> **Material shown**:
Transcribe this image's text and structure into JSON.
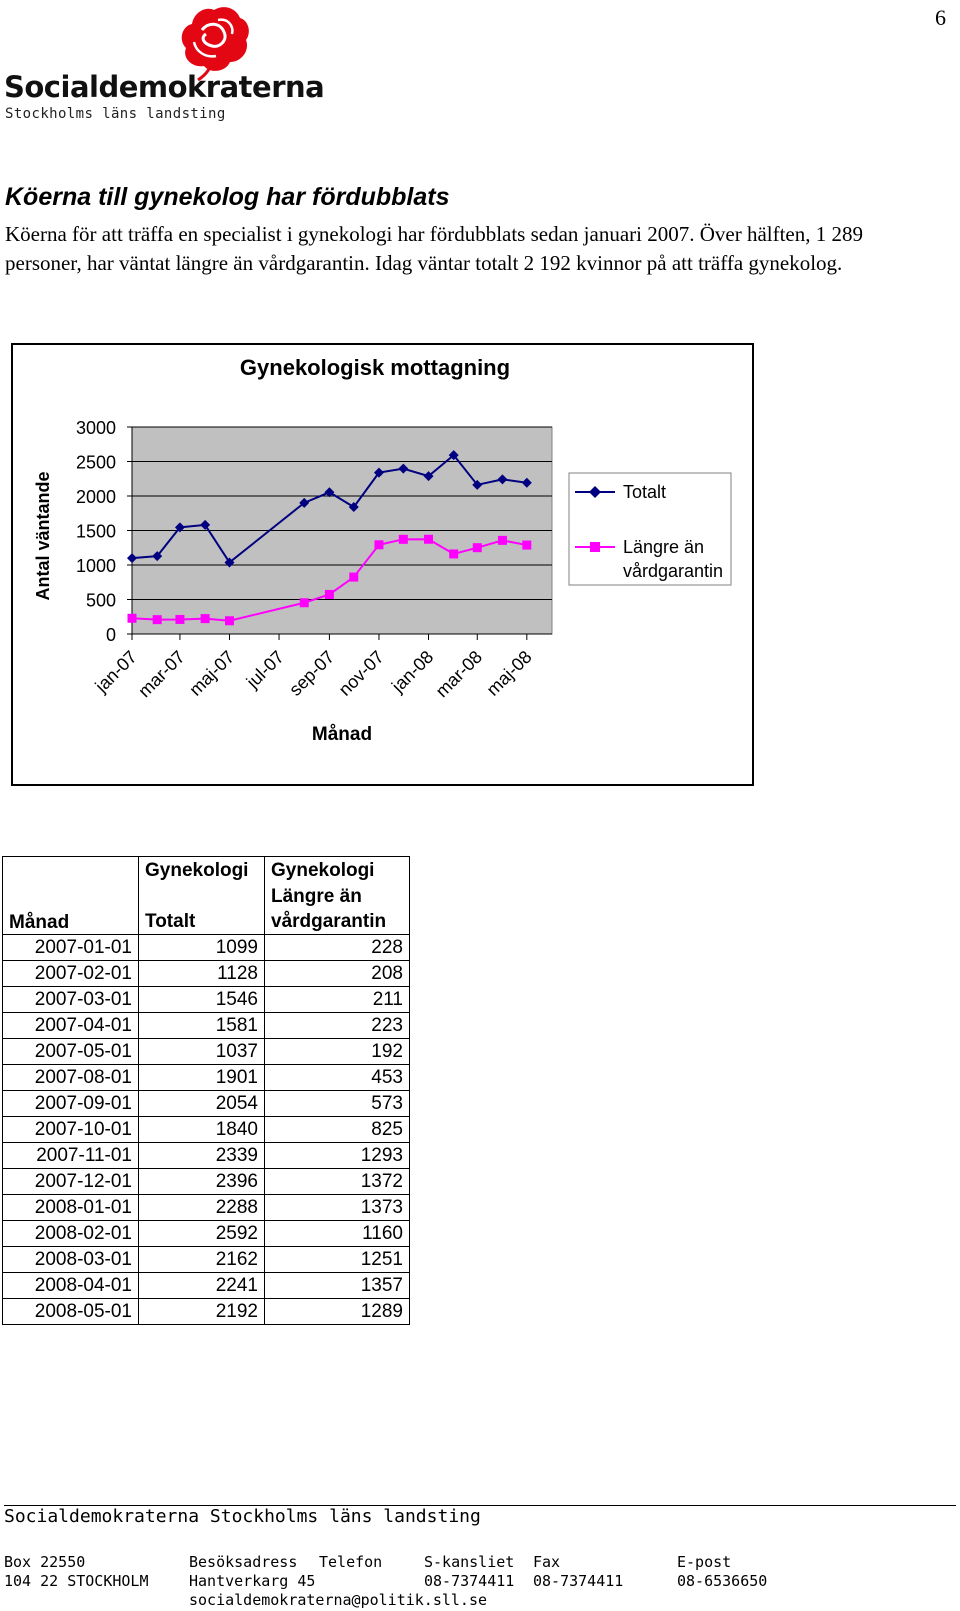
{
  "page_number": "6",
  "logo": {
    "wordmark": "Socialdemokraterna",
    "subtitle": "Stockholms läns landsting",
    "colors": {
      "rose": "#e30613"
    }
  },
  "article": {
    "headline": "Köerna till gynekolog har fördubblats",
    "intro": "Köerna för att träffa en specialist i gynekologi har fördubblats sedan januari 2007. Över hälften, 1 289 personer, har väntat längre än vårdgarantin. Idag väntar totalt 2 192 kvinnor på att träffa gynekolog."
  },
  "chart_data": {
    "type": "line",
    "title": "Gynekologisk mottagning",
    "xlabel": "Månad",
    "ylabel": "Antal väntande",
    "ylim": [
      0,
      3000
    ],
    "yticks": [
      "0",
      "500",
      "1000",
      "1500",
      "2000",
      "2500",
      "3000"
    ],
    "x": [
      "2007-01-01",
      "2007-02-01",
      "2007-03-01",
      "2007-04-01",
      "2007-05-01",
      "2007-08-01",
      "2007-09-01",
      "2007-10-01",
      "2007-11-01",
      "2007-12-01",
      "2008-01-01",
      "2008-02-01",
      "2008-03-01",
      "2008-04-01",
      "2008-05-01"
    ],
    "xlim": [
      "2007-01-01",
      "2008-06-01"
    ],
    "xticks": [
      {
        "date": "2007-01-01",
        "label": "jan-07"
      },
      {
        "date": "2007-03-01",
        "label": "mar-07"
      },
      {
        "date": "2007-05-01",
        "label": "maj-07"
      },
      {
        "date": "2007-07-01",
        "label": "jul-07"
      },
      {
        "date": "2007-09-01",
        "label": "sep-07"
      },
      {
        "date": "2007-11-01",
        "label": "nov-07"
      },
      {
        "date": "2008-01-01",
        "label": "jan-08"
      },
      {
        "date": "2008-03-01",
        "label": "mar-08"
      },
      {
        "date": "2008-05-01",
        "label": "maj-08"
      }
    ],
    "series": [
      {
        "name": "Totalt",
        "color": "#000080",
        "marker": "diamond",
        "values": [
          1099,
          1128,
          1546,
          1581,
          1037,
          1901,
          2054,
          1840,
          2339,
          2396,
          2288,
          2592,
          2162,
          2241,
          2192
        ]
      },
      {
        "name": "Längre än vårdgarantin",
        "color": "#ff00ff",
        "marker": "square",
        "values": [
          228,
          208,
          211,
          223,
          192,
          453,
          573,
          825,
          1293,
          1372,
          1373,
          1160,
          1251,
          1357,
          1289
        ]
      }
    ],
    "plot_background": "#c0c0c0",
    "grid": true,
    "legend_position": "right"
  },
  "table": {
    "headers": {
      "month": "Månad",
      "total_top": "Gynekologi",
      "total_bottom": "Totalt",
      "vg_top": "Gynekologi",
      "vg_mid": "Längre än",
      "vg_bottom": "vårdgarantin"
    },
    "rows": [
      {
        "month": "2007-01-01",
        "total": "1099",
        "vg": "228"
      },
      {
        "month": "2007-02-01",
        "total": "1128",
        "vg": "208"
      },
      {
        "month": "2007-03-01",
        "total": "1546",
        "vg": "211"
      },
      {
        "month": "2007-04-01",
        "total": "1581",
        "vg": "223"
      },
      {
        "month": "2007-05-01",
        "total": "1037",
        "vg": "192"
      },
      {
        "month": "2007-08-01",
        "total": "1901",
        "vg": "453"
      },
      {
        "month": "2007-09-01",
        "total": "2054",
        "vg": "573"
      },
      {
        "month": "2007-10-01",
        "total": "1840",
        "vg": "825"
      },
      {
        "month": "2007-11-01",
        "total": "2339",
        "vg": "1293"
      },
      {
        "month": "2007-12-01",
        "total": "2396",
        "vg": "1372"
      },
      {
        "month": "2008-01-01",
        "total": "2288",
        "vg": "1373"
      },
      {
        "month": "2008-02-01",
        "total": "2592",
        "vg": "1160"
      },
      {
        "month": "2008-03-01",
        "total": "2162",
        "vg": "1251"
      },
      {
        "month": "2008-04-01",
        "total": "2241",
        "vg": "1357"
      },
      {
        "month": "2008-05-01",
        "total": "2192",
        "vg": "1289"
      }
    ]
  },
  "footer": {
    "org": "Socialdemokraterna Stockholms läns landsting",
    "box_label": "Box 22550",
    "box_city": "104 22  STOCKHOLM",
    "visit_label": "Besöksadress",
    "visit_value": "Hantverkarg 45",
    "phone_label": "Telefon",
    "office_label": "S-kansliet",
    "office_phone": "08-7374411",
    "fax_label": "Fax",
    "fax_value": "08-7374411",
    "email_label": "E-post",
    "email_phone": "08-6536650",
    "email_value": "socialdemokraterna@politik.sll.se"
  }
}
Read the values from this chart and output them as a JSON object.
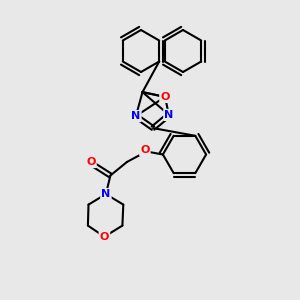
{
  "bg_color": "#e8e8e8",
  "bond_color": "#000000",
  "bond_width": 1.5,
  "atom_colors": {
    "O": "#ff0000",
    "N": "#0000ff",
    "C": "#000000"
  },
  "font_size": 7,
  "figsize": [
    3.0,
    3.0
  ],
  "dpi": 100
}
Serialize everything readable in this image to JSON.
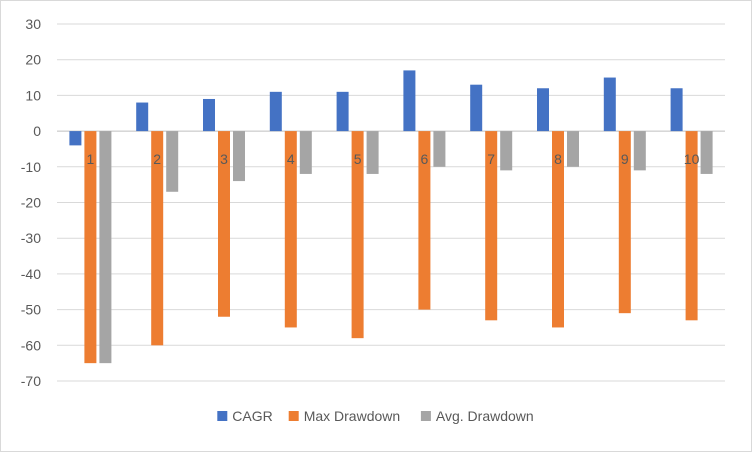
{
  "chart_data": {
    "type": "bar",
    "title": "",
    "xlabel": "",
    "ylabel": "",
    "ylim": [
      -70,
      30
    ],
    "ytick_step": 10,
    "grid": true,
    "legend_position": "bottom",
    "categories": [
      "1",
      "2",
      "3",
      "4",
      "5",
      "6",
      "7",
      "8",
      "9",
      "10"
    ],
    "series": [
      {
        "name": "CAGR",
        "color": "#4472c4",
        "values": [
          -4,
          8,
          9,
          11,
          11,
          17,
          13,
          12,
          15,
          12
        ]
      },
      {
        "name": "Max Drawdown",
        "color": "#ed7d31",
        "values": [
          -65,
          -60,
          -52,
          -55,
          -58,
          -50,
          -53,
          -55,
          -51,
          -53
        ]
      },
      {
        "name": "Avg. Drawdown",
        "color": "#a5a5a5",
        "values": [
          -65,
          -17,
          -14,
          -12,
          -12,
          -10,
          -11,
          -10,
          -11,
          -12
        ]
      }
    ]
  }
}
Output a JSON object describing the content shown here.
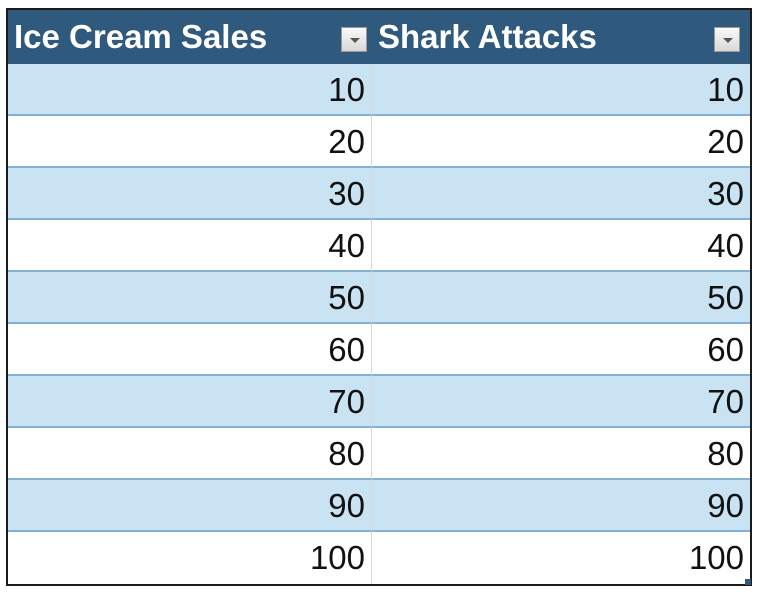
{
  "table": {
    "headers": [
      "Ice Cream Sales",
      "Shark Attacks"
    ],
    "rows": [
      [
        10,
        10
      ],
      [
        20,
        20
      ],
      [
        30,
        30
      ],
      [
        40,
        40
      ],
      [
        50,
        50
      ],
      [
        60,
        60
      ],
      [
        70,
        70
      ],
      [
        80,
        80
      ],
      [
        90,
        90
      ],
      [
        100,
        100
      ]
    ]
  }
}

> **Stated problem**:
Leave the pictures out, and print every line of the listing exactly as written.

> **Result below**:
Transcribe this image's text and structure into JSON.
{
  "page_number": "6",
  "logo": {
    "wordmark": "Socialdemokraterna",
    "subtitle": "Stockholms läns landsting",
    "colors": {
      "rose": "#e30613"
    }
  },
  "article": {
    "headline": "Köerna till gynekolog har fördubblats",
    "intro": "Köerna för att träffa en specialist i gynekologi har fördubblats sedan januari 2007. Över hälften, 1 289 personer, har väntat längre än vårdgarantin. Idag väntar totalt 2 192 kvinnor på att träffa gynekolog."
  },
  "chart_data": {
    "type": "line",
    "title": "Gynekologisk mottagning",
    "xlabel": "Månad",
    "ylabel": "Antal väntande",
    "ylim": [
      0,
      3000
    ],
    "yticks": [
      "0",
      "500",
      "1000",
      "1500",
      "2000",
      "2500",
      "3000"
    ],
    "x": [
      "2007-01-01",
      "2007-02-01",
      "2007-03-01",
      "2007-04-01",
      "2007-05-01",
      "2007-08-01",
      "2007-09-01",
      "2007-10-01",
      "2007-11-01",
      "2007-12-01",
      "2008-01-01",
      "2008-02-01",
      "2008-03-01",
      "2008-04-01",
      "2008-05-01"
    ],
    "xlim": [
      "2007-01-01",
      "2008-06-01"
    ],
    "xticks": [
      {
        "date": "2007-01-01",
        "label": "jan-07"
      },
      {
        "date": "2007-03-01",
        "label": "mar-07"
      },
      {
        "date": "2007-05-01",
        "label": "maj-07"
      },
      {
        "date": "2007-07-01",
        "label": "jul-07"
      },
      {
        "date": "2007-09-01",
        "label": "sep-07"
      },
      {
        "date": "2007-11-01",
        "label": "nov-07"
      },
      {
        "date": "2008-01-01",
        "label": "jan-08"
      },
      {
        "date": "2008-03-01",
        "label": "mar-08"
      },
      {
        "date": "2008-05-01",
        "label": "maj-08"
      }
    ],
    "series": [
      {
        "name": "Totalt",
        "color": "#000080",
        "marker": "diamond",
        "values": [
          1099,
          1128,
          1546,
          1581,
          1037,
          1901,
          2054,
          1840,
          2339,
          2396,
          2288,
          2592,
          2162,
          2241,
          2192
        ]
      },
      {
        "name": "Längre än vårdgarantin",
        "color": "#ff00ff",
        "marker": "square",
        "values": [
          228,
          208,
          211,
          223,
          192,
          453,
          573,
          825,
          1293,
          1372,
          1373,
          1160,
          1251,
          1357,
          1289
        ]
      }
    ],
    "plot_background": "#c0c0c0",
    "grid": true,
    "legend_position": "right"
  },
  "table": {
    "headers": {
      "month": "Månad",
      "total_top": "Gynekologi",
      "total_bottom": "Totalt",
      "vg_top": "Gynekologi",
      "vg_mid": "Längre än",
      "vg_bottom": "vårdgarantin"
    },
    "rows": [
      {
        "month": "2007-01-01",
        "total": "1099",
        "vg": "228"
      },
      {
        "month": "2007-02-01",
        "total": "1128",
        "vg": "208"
      },
      {
        "month": "2007-03-01",
        "total": "1546",
        "vg": "211"
      },
      {
        "month": "2007-04-01",
        "total": "1581",
        "vg": "223"
      },
      {
        "month": "2007-05-01",
        "total": "1037",
        "vg": "192"
      },
      {
        "month": "2007-08-01",
        "total": "1901",
        "vg": "453"
      },
      {
        "month": "2007-09-01",
        "total": "2054",
        "vg": "573"
      },
      {
        "month": "2007-10-01",
        "total": "1840",
        "vg": "825"
      },
      {
        "month": "2007-11-01",
        "total": "2339",
        "vg": "1293"
      },
      {
        "month": "2007-12-01",
        "total": "2396",
        "vg": "1372"
      },
      {
        "month": "2008-01-01",
        "total": "2288",
        "vg": "1373"
      },
      {
        "month": "2008-02-01",
        "total": "2592",
        "vg": "1160"
      },
      {
        "month": "2008-03-01",
        "total": "2162",
        "vg": "1251"
      },
      {
        "month": "2008-04-01",
        "total": "2241",
        "vg": "1357"
      },
      {
        "month": "2008-05-01",
        "total": "2192",
        "vg": "1289"
      }
    ]
  },
  "footer": {
    "org": "Socialdemokraterna Stockholms läns landsting",
    "box_label": "Box 22550",
    "box_city": "104 22  STOCKHOLM",
    "visit_label": "Besöksadress",
    "visit_value": "Hantverkarg 45",
    "phone_label": "Telefon",
    "office_label": "S-kansliet",
    "office_phone": "08-7374411",
    "fax_label": "Fax",
    "fax_value": "08-7374411",
    "email_label": "E-post",
    "email_phone": "08-6536650",
    "email_value": "socialdemokraterna@politik.sll.se"
  }
}
Read the values from this chart and output them as a JSON object.
{
  "bg_color": "#e8e8e8",
  "bond_color": "#000000",
  "bond_width": 1.5,
  "atom_colors": {
    "O": "#ff0000",
    "N": "#0000ff",
    "C": "#000000"
  },
  "font_size": 7,
  "figsize": [
    3.0,
    3.0
  ],
  "dpi": 100
}
Serialize everything readable in this image to JSON.
{
  "chart_data": {
    "type": "bar",
    "title": "",
    "xlabel": "",
    "ylabel": "",
    "ylim": [
      -70,
      30
    ],
    "ytick_step": 10,
    "grid": true,
    "legend_position": "bottom",
    "categories": [
      "1",
      "2",
      "3",
      "4",
      "5",
      "6",
      "7",
      "8",
      "9",
      "10"
    ],
    "series": [
      {
        "name": "CAGR",
        "color": "#4472c4",
        "values": [
          -4,
          8,
          9,
          11,
          11,
          17,
          13,
          12,
          15,
          12
        ]
      },
      {
        "name": "Max Drawdown",
        "color": "#ed7d31",
        "values": [
          -65,
          -60,
          -52,
          -55,
          -58,
          -50,
          -53,
          -55,
          -51,
          -53
        ]
      },
      {
        "name": "Avg. Drawdown",
        "color": "#a5a5a5",
        "values": [
          -65,
          -17,
          -14,
          -12,
          -12,
          -10,
          -11,
          -10,
          -11,
          -12
        ]
      }
    ]
  }
}
Output a JSON object describing the content shown here.
{
  "table": {
    "headers": [
      "Ice Cream Sales",
      "Shark Attacks"
    ],
    "rows": [
      [
        10,
        10
      ],
      [
        20,
        20
      ],
      [
        30,
        30
      ],
      [
        40,
        40
      ],
      [
        50,
        50
      ],
      [
        60,
        60
      ],
      [
        70,
        70
      ],
      [
        80,
        80
      ],
      [
        90,
        90
      ],
      [
        100,
        100
      ]
    ]
  }
}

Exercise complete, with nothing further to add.